### What is required
Reproduce the listing in full, pictures excluded.
————
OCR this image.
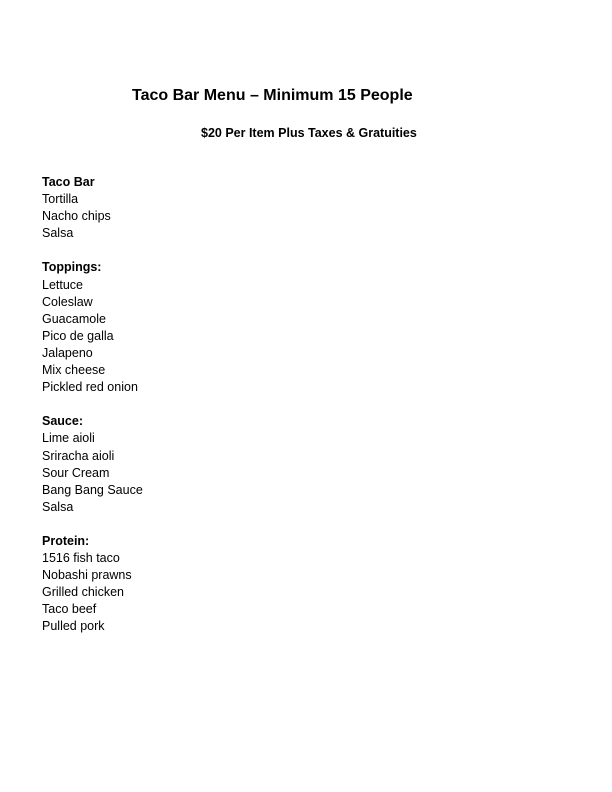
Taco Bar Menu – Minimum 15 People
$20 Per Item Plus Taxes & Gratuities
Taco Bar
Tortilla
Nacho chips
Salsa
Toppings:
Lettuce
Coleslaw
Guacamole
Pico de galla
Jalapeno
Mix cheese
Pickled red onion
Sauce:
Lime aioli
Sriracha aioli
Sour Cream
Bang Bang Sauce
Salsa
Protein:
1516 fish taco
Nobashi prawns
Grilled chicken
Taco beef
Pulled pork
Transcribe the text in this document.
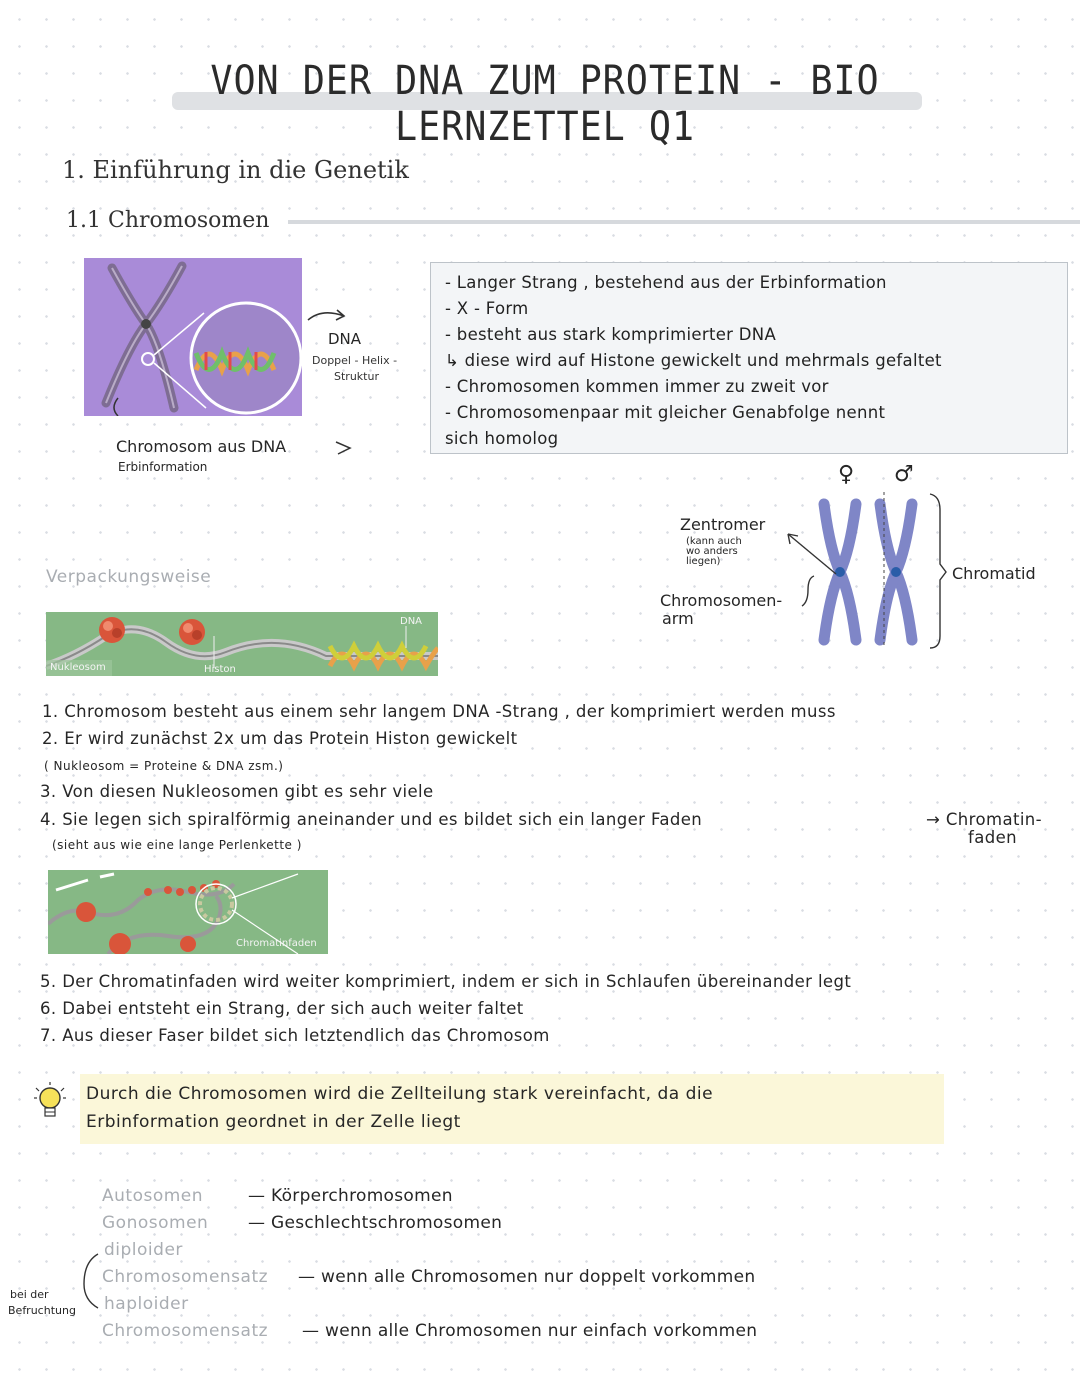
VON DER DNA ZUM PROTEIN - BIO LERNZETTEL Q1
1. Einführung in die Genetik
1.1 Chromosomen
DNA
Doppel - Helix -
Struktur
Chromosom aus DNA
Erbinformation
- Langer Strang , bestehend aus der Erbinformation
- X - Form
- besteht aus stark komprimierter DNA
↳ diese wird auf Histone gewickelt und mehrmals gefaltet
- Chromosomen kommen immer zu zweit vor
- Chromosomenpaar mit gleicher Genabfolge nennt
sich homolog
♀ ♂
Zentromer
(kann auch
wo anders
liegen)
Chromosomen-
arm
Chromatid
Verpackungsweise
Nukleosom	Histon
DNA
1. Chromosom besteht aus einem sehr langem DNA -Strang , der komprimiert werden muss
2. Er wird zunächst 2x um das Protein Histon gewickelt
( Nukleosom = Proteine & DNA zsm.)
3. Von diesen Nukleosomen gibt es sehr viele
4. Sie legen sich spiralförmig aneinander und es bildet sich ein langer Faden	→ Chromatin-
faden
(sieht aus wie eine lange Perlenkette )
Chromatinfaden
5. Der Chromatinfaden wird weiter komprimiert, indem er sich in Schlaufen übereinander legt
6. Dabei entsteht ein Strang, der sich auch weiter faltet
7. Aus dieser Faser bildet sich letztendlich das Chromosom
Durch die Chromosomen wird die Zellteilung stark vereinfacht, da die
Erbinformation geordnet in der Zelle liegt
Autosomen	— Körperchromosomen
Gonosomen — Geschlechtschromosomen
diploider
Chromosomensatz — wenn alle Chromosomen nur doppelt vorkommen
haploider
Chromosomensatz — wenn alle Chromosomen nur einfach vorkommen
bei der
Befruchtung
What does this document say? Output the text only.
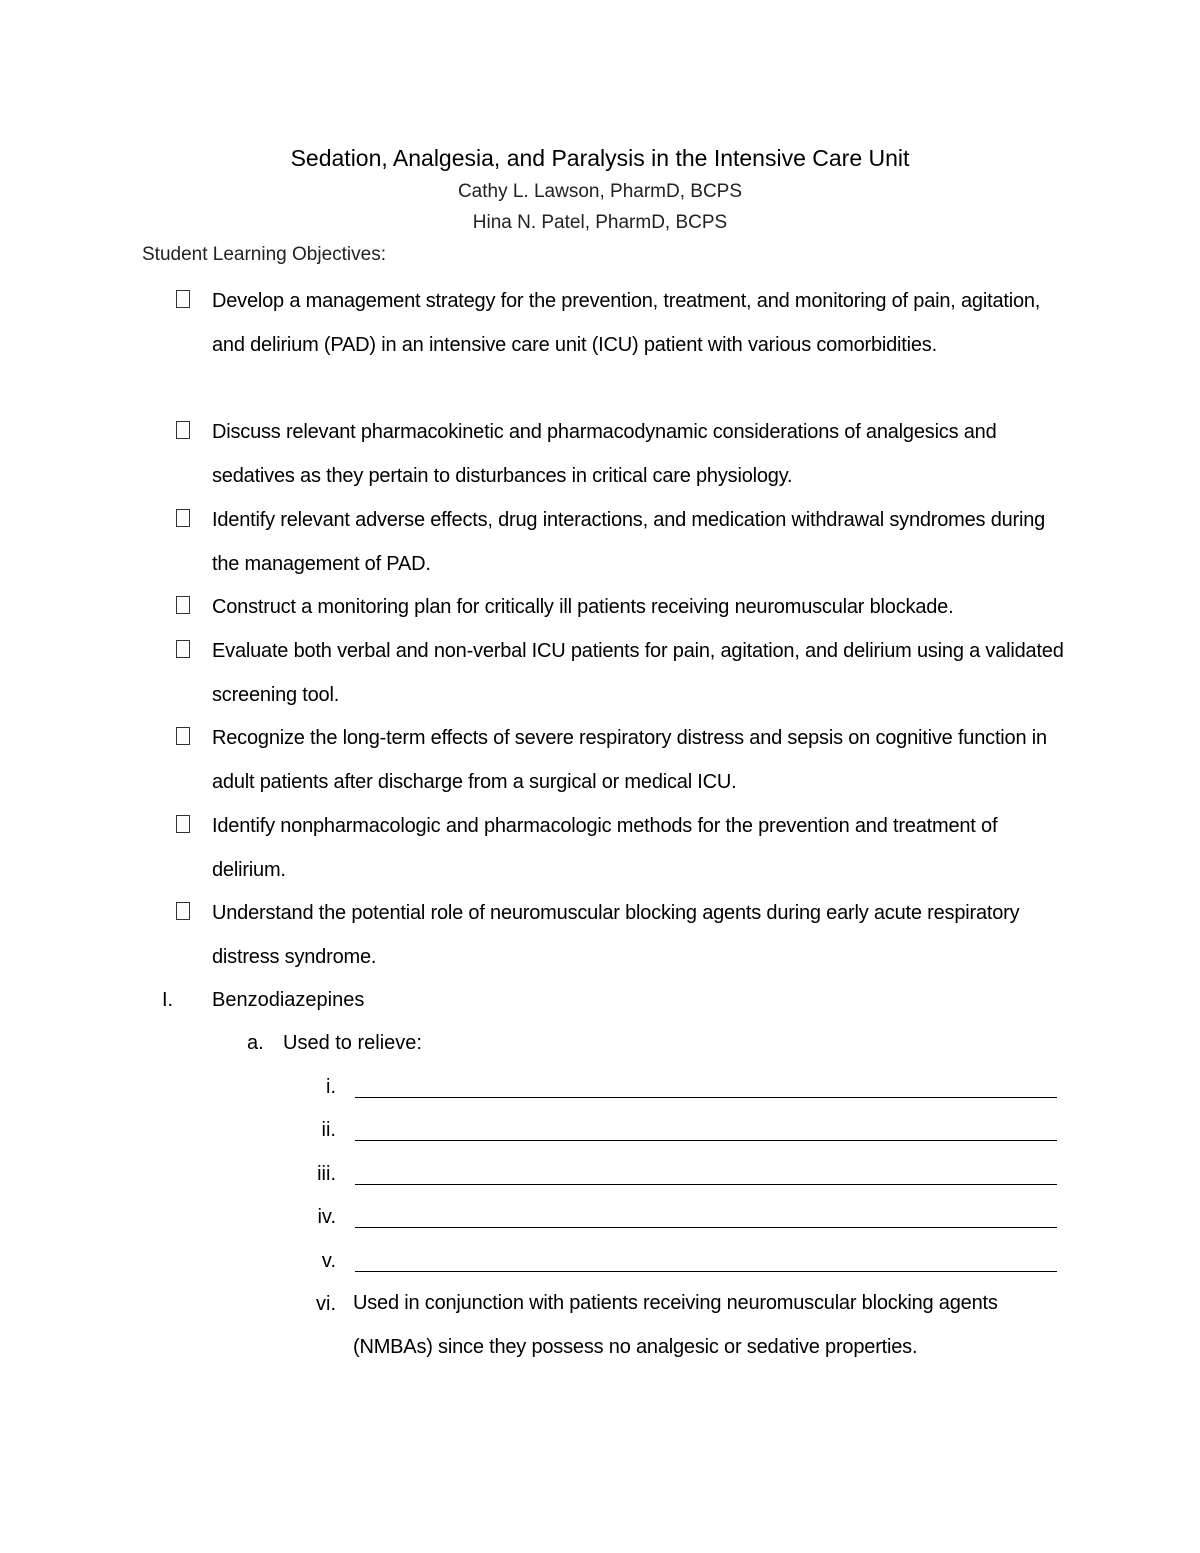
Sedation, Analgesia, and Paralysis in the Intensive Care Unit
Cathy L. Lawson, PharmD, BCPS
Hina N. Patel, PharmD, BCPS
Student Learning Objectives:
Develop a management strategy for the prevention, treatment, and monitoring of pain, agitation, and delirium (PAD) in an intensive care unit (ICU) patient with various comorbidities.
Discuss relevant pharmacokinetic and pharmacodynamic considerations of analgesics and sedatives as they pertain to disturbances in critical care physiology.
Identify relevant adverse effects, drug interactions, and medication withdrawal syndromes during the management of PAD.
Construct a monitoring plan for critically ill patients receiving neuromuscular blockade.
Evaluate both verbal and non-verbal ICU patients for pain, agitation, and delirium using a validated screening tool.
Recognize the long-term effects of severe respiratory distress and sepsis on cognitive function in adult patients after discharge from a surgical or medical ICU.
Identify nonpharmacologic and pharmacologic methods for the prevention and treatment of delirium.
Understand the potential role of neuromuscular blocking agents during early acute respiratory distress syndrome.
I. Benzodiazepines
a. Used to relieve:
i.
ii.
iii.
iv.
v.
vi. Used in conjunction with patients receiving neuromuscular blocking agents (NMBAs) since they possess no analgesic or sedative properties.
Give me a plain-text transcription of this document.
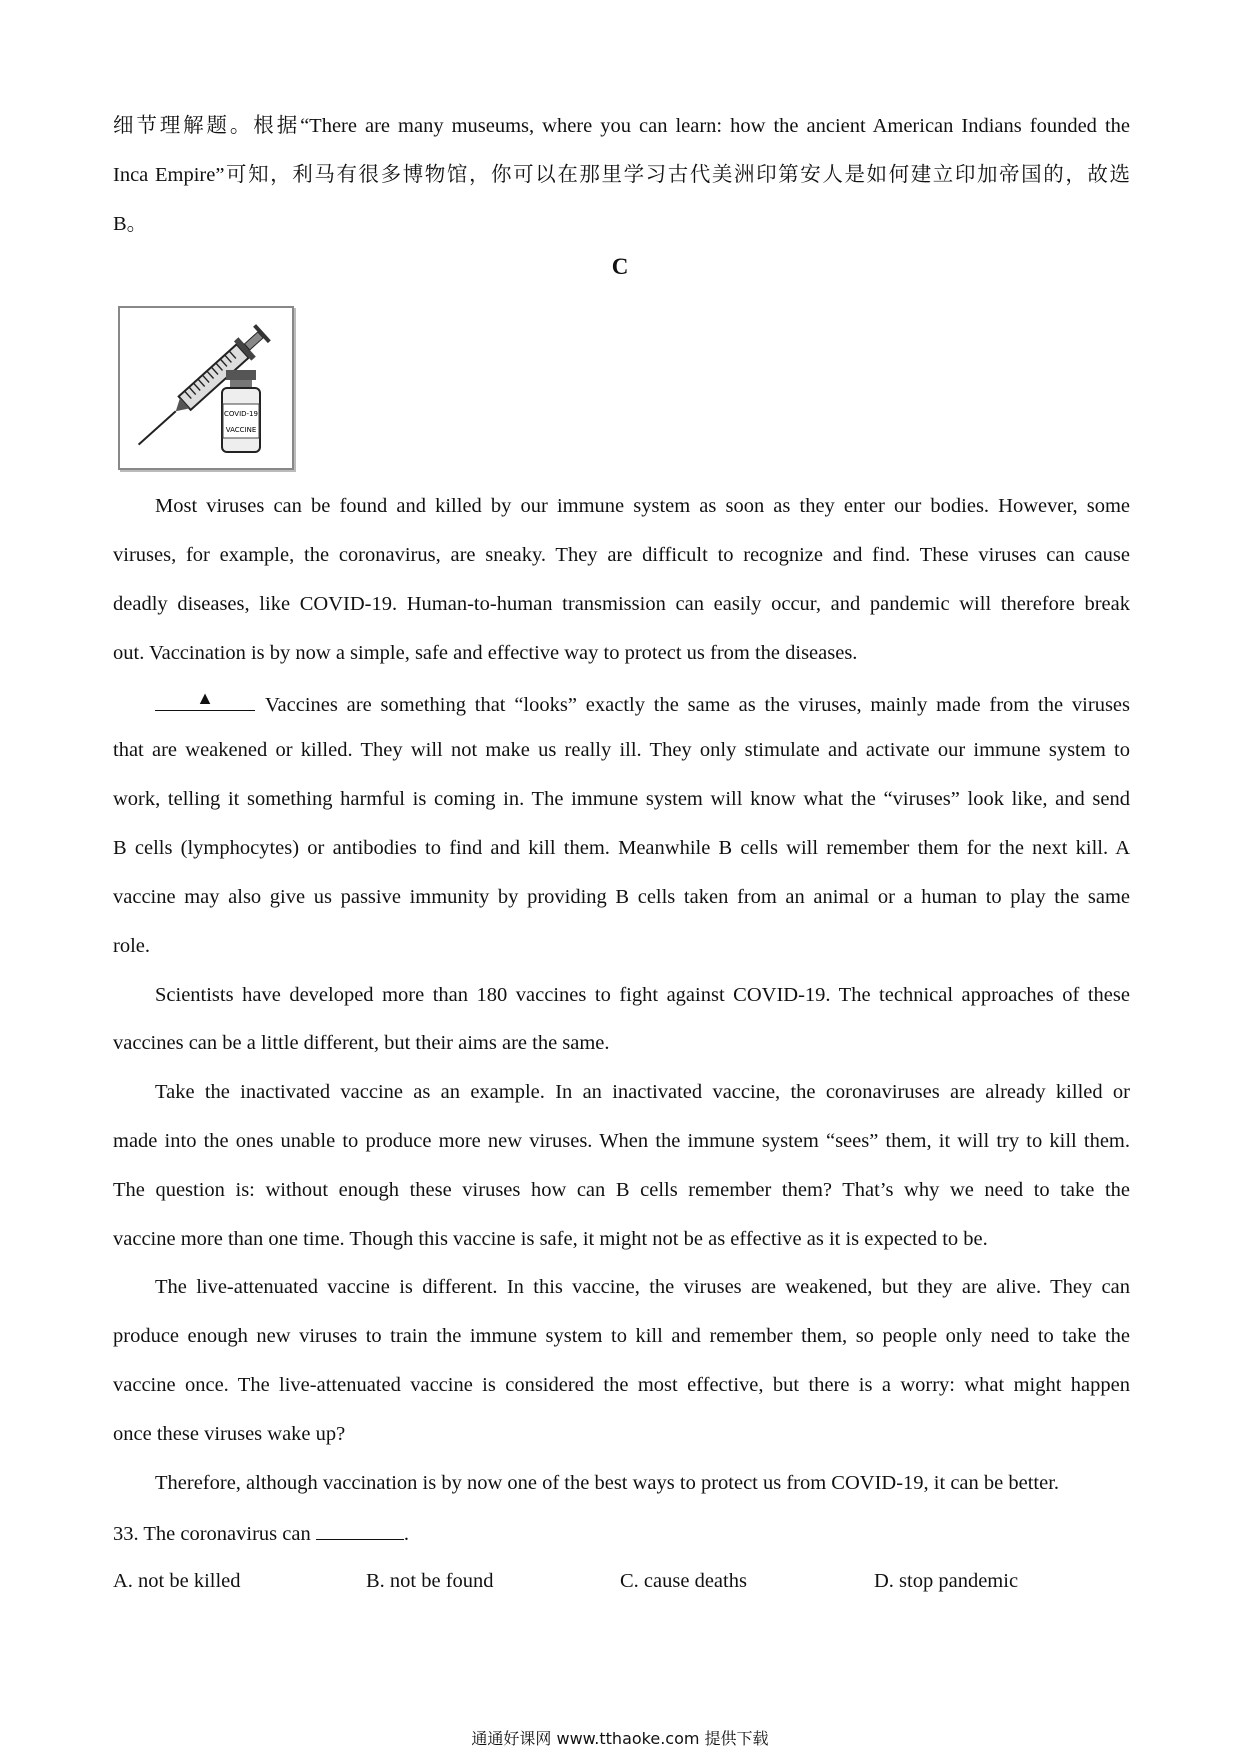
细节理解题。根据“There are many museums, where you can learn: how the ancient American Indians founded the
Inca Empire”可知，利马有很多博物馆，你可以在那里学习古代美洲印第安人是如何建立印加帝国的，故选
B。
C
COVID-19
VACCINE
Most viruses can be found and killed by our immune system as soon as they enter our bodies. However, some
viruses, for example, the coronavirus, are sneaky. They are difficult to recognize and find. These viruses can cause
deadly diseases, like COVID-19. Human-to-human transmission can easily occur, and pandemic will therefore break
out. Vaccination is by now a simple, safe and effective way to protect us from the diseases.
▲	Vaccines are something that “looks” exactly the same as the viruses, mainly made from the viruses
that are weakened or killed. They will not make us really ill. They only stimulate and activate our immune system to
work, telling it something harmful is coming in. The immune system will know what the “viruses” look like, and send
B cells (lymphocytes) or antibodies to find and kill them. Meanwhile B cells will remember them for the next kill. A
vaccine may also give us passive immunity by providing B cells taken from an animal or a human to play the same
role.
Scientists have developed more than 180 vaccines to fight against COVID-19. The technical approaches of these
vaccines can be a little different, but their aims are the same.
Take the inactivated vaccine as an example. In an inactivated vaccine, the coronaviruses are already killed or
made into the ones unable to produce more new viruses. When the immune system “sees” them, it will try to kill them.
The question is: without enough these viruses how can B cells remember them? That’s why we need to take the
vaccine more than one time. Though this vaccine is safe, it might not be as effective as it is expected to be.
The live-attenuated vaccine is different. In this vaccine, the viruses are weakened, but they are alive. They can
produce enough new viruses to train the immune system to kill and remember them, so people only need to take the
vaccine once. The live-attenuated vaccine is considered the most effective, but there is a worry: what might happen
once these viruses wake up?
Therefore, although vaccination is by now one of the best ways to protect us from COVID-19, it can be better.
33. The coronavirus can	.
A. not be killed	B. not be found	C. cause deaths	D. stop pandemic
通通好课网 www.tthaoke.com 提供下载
————
### Result of this exercise
OCR this image.
Taco Bar Menu – Minimum 15 People
$20 Per Item Plus Taxes & Gratuities
Taco Bar
Tortilla
Nacho chips
Salsa
Toppings:
Lettuce
Coleslaw
Guacamole
Pico de galla
Jalapeno
Mix cheese
Pickled red onion
Sauce:
Lime aioli
Sriracha aioli
Sour Cream
Bang Bang Sauce
Salsa
Protein:
1516 fish taco
Nobashi prawns
Grilled chicken
Taco beef
Pulled pork
Transcribe the text in this document.
VON DER DNA ZUM PROTEIN - BIO LERNZETTEL Q1
1. Einführung in die Genetik
1.1 Chromosomen
DNA
Doppel - Helix -
Struktur
Chromosom aus DNA
Erbinformation
- Langer Strang , bestehend aus der Erbinformation
- X - Form
- besteht aus stark komprimierter DNA
↳ diese wird auf Histone gewickelt und mehrmals gefaltet
- Chromosomen kommen immer zu zweit vor
- Chromosomenpaar mit gleicher Genabfolge nennt
sich homolog
♀ ♂
Zentromer
(kann auch
wo anders
liegen)
Chromosomen-
arm
Chromatid
Verpackungsweise
Nukleosom	Histon
DNA
1. Chromosom besteht aus einem sehr langem DNA -Strang , der komprimiert werden muss
2. Er wird zunächst 2x um das Protein Histon gewickelt
( Nukleosom = Proteine & DNA zsm.)
3. Von diesen Nukleosomen gibt es sehr viele
4. Sie legen sich spiralförmig aneinander und es bildet sich ein langer Faden	→ Chromatin-
faden
(sieht aus wie eine lange Perlenkette )
Chromatinfaden
5. Der Chromatinfaden wird weiter komprimiert, indem er sich in Schlaufen übereinander legt
6. Dabei entsteht ein Strang, der sich auch weiter faltet
7. Aus dieser Faser bildet sich letztendlich das Chromosom
Durch die Chromosomen wird die Zellteilung stark vereinfacht, da die
Erbinformation geordnet in der Zelle liegt
Autosomen	— Körperchromosomen
Gonosomen — Geschlechtschromosomen
diploider
Chromosomensatz — wenn alle Chromosomen nur doppelt vorkommen
haploider
Chromosomensatz — wenn alle Chromosomen nur einfach vorkommen
bei der
Befruchtung
What does this document say? Output the text only.
Sedation, Analgesia, and Paralysis in the Intensive Care Unit
Cathy L. Lawson, PharmD, BCPS
Hina N. Patel, PharmD, BCPS
Student Learning Objectives:
Develop a management strategy for the prevention, treatment, and monitoring of pain, agitation, and delirium (PAD) in an intensive care unit (ICU) patient with various comorbidities.
Discuss relevant pharmacokinetic and pharmacodynamic considerations of analgesics and sedatives as they pertain to disturbances in critical care physiology.
Identify relevant adverse effects, drug interactions, and medication withdrawal syndromes during the management of PAD.
Construct a monitoring plan for critically ill patients receiving neuromuscular blockade.
Evaluate both verbal and non-verbal ICU patients for pain, agitation, and delirium using a validated screening tool.
Recognize the long-term effects of severe respiratory distress and sepsis on cognitive function in adult patients after discharge from a surgical or medical ICU.
Identify nonpharmacologic and pharmacologic methods for the prevention and treatment of delirium.
Understand the potential role of neuromuscular blocking agents during early acute respiratory distress syndrome.
I. Benzodiazepines
a. Used to relieve:
i.
ii.
iii.
iv.
v.
vi. Used in conjunction with patients receiving neuromuscular blocking agents (NMBAs) since they possess no analgesic or sedative properties.
Give me a plain-text transcription of this document.
细节理解题。根据“There are many museums, where you can learn: how the ancient American Indians founded the
Inca Empire”可知，利马有很多博物馆，你可以在那里学习古代美洲印第安人是如何建立印加帝国的，故选
B。
C
COVID-19
VACCINE
Most viruses can be found and killed by our immune system as soon as they enter our bodies. However, some
viruses, for example, the coronavirus, are sneaky. They are difficult to recognize and find. These viruses can cause
deadly diseases, like COVID-19. Human-to-human transmission can easily occur, and pandemic will therefore break
out. Vaccination is by now a simple, safe and effective way to protect us from the diseases.
▲	Vaccines are something that “looks” exactly the same as the viruses, mainly made from the viruses
that are weakened or killed. They will not make us really ill. They only stimulate and activate our immune system to
work, telling it something harmful is coming in. The immune system will know what the “viruses” look like, and send
B cells (lymphocytes) or antibodies to find and kill them. Meanwhile B cells will remember them for the next kill. A
vaccine may also give us passive immunity by providing B cells taken from an animal or a human to play the same
role.
Scientists have developed more than 180 vaccines to fight against COVID-19. The technical approaches of these
vaccines can be a little different, but their aims are the same.
Take the inactivated vaccine as an example. In an inactivated vaccine, the coronaviruses are already killed or
made into the ones unable to produce more new viruses. When the immune system “sees” them, it will try to kill them.
The question is: without enough these viruses how can B cells remember them? That’s why we need to take the
vaccine more than one time. Though this vaccine is safe, it might not be as effective as it is expected to be.
The live-attenuated vaccine is different. In this vaccine, the viruses are weakened, but they are alive. They can
produce enough new viruses to train the immune system to kill and remember them, so people only need to take the
vaccine once. The live-attenuated vaccine is considered the most effective, but there is a worry: what might happen
once these viruses wake up?
Therefore, although vaccination is by now one of the best ways to protect us from COVID-19, it can be better.
33. The coronavirus can	.
A. not be killed	B. not be found	C. cause deaths	D. stop pandemic
通通好课网 www.tthaoke.com 提供下载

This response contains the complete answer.